Record extracts —
:::

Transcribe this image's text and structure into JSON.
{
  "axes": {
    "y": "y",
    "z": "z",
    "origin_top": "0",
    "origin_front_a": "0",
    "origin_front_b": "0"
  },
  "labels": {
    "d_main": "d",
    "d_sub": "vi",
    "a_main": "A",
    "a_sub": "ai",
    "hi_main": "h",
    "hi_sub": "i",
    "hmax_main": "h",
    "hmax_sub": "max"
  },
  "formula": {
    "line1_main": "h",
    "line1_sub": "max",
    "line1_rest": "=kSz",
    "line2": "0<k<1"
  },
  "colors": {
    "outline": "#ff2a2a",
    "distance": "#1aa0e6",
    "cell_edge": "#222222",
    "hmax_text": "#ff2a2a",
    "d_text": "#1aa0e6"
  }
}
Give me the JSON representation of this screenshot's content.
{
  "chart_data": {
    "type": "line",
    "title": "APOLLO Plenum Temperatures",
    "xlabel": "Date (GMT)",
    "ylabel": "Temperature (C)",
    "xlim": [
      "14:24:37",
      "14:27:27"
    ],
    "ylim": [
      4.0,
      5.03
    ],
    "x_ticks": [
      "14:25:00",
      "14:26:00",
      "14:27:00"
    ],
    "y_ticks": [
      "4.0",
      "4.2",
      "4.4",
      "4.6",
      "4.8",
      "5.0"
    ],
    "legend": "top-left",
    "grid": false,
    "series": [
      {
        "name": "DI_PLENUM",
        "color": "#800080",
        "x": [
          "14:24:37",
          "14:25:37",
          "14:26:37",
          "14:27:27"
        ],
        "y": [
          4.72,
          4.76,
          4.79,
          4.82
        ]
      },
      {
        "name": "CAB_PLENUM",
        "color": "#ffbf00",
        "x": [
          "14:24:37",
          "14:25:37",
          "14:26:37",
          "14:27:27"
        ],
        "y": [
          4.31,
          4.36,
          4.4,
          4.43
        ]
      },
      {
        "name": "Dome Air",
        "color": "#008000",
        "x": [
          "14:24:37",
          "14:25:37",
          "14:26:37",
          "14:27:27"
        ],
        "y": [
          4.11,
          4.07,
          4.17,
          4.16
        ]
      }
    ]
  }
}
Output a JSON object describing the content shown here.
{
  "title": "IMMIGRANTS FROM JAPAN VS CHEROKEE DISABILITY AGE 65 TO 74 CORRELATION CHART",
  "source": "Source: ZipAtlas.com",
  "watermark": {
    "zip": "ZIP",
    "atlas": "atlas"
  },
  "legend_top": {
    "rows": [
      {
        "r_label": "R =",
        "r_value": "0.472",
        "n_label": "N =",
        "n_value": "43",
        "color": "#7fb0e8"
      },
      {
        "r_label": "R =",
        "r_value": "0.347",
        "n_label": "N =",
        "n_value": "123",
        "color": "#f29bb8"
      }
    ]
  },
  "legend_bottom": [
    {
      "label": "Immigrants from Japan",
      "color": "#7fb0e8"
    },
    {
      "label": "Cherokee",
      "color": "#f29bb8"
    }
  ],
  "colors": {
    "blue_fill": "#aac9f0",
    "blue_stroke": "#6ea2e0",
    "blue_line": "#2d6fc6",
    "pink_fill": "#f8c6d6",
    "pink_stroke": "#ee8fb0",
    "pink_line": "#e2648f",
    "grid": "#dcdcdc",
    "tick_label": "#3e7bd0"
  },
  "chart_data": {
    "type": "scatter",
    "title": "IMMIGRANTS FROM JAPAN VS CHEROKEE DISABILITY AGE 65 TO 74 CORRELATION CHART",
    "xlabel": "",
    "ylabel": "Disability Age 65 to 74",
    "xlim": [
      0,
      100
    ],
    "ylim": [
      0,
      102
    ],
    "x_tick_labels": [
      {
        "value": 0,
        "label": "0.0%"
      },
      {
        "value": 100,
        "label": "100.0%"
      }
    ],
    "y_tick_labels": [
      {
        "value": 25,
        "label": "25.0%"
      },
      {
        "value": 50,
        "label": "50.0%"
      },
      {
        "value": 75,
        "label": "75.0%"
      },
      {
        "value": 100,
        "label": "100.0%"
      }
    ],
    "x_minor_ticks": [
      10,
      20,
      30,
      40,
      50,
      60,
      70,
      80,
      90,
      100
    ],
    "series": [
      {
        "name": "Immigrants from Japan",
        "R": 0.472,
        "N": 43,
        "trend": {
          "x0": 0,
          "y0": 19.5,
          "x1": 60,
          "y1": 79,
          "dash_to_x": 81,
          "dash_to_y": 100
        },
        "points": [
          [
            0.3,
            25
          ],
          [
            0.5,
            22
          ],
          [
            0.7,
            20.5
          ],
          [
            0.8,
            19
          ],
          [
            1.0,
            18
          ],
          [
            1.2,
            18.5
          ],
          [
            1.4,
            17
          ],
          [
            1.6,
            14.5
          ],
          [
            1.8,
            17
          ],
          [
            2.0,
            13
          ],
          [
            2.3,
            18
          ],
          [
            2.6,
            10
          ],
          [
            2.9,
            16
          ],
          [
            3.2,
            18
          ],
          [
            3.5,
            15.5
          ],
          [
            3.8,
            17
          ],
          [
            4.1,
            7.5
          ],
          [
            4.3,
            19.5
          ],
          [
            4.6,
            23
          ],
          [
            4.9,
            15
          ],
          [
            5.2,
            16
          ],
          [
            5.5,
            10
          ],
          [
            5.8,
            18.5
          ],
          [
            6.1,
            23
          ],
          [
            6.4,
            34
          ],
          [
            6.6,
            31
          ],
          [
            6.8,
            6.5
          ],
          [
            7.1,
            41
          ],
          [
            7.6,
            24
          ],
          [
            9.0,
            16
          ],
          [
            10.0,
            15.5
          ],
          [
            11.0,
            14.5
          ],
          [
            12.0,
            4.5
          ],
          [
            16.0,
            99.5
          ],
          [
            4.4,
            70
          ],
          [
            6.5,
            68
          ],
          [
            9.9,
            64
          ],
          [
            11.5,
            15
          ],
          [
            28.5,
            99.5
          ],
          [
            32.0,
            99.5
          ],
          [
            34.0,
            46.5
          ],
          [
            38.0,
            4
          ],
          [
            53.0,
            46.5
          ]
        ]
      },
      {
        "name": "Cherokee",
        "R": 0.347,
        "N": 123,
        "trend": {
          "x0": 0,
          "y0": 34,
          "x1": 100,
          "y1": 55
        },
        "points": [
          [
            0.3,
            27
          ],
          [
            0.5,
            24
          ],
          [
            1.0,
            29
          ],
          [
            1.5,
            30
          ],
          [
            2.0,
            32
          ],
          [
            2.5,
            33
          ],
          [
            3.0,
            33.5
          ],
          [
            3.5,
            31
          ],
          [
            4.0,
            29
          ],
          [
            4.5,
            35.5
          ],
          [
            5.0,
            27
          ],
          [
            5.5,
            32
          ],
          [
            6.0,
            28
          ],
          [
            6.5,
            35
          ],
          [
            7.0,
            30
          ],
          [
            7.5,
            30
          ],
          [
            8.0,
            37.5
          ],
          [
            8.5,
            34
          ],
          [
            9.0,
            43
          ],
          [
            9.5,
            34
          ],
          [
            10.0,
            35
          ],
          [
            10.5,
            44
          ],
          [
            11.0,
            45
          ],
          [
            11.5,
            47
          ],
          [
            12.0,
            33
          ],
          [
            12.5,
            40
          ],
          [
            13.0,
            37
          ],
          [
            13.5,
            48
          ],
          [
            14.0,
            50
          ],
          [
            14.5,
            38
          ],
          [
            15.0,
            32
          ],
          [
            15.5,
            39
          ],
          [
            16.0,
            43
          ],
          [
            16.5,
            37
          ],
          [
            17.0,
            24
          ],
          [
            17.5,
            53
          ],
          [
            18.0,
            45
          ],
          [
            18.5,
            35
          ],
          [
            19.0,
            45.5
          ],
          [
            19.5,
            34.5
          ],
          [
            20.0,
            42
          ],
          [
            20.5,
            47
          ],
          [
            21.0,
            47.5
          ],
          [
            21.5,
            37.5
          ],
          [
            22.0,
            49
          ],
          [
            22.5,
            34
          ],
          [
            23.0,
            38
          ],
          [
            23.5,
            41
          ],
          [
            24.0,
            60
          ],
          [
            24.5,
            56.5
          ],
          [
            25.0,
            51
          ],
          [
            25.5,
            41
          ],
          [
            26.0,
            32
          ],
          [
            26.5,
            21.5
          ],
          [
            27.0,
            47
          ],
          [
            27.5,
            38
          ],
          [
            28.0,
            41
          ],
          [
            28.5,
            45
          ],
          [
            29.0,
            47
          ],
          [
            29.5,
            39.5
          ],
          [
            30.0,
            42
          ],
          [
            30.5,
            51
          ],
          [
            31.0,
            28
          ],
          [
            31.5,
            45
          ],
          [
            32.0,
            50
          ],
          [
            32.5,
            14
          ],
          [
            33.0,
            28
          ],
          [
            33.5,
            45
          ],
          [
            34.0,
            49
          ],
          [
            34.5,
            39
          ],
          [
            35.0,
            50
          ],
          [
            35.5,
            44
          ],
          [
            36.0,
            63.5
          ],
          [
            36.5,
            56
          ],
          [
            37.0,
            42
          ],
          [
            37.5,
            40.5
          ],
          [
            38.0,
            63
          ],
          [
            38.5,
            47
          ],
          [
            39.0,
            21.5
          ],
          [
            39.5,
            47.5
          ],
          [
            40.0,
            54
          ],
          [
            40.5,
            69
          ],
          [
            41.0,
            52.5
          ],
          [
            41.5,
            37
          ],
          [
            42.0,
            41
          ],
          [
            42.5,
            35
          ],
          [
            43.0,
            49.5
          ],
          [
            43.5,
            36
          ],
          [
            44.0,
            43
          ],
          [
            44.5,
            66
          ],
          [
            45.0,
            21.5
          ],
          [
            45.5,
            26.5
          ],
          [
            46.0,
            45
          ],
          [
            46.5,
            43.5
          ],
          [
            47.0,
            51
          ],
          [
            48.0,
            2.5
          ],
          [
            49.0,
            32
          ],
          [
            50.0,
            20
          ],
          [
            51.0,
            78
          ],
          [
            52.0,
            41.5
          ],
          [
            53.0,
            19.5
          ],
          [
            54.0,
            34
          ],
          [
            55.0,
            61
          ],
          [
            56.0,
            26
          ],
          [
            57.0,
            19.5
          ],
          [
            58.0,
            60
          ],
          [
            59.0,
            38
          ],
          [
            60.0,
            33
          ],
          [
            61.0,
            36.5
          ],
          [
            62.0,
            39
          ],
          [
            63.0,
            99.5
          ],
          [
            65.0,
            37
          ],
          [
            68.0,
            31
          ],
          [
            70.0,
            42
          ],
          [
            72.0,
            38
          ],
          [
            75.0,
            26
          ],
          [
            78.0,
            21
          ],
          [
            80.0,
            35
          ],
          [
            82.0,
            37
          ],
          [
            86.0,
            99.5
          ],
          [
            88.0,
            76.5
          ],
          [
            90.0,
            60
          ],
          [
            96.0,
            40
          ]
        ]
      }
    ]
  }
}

:::

List every line in the records above that contains the word "CORRELATION".

  "title": "IMMIGRANTS FROM JAPAN VS CHEROKEE DISABILITY AGE 65 TO 74 CORRELATION CHART",
    "title": "IMMIGRANTS FROM JAPAN VS CHEROKEE DISABILITY AGE 65 TO 74 CORRELATION CHART",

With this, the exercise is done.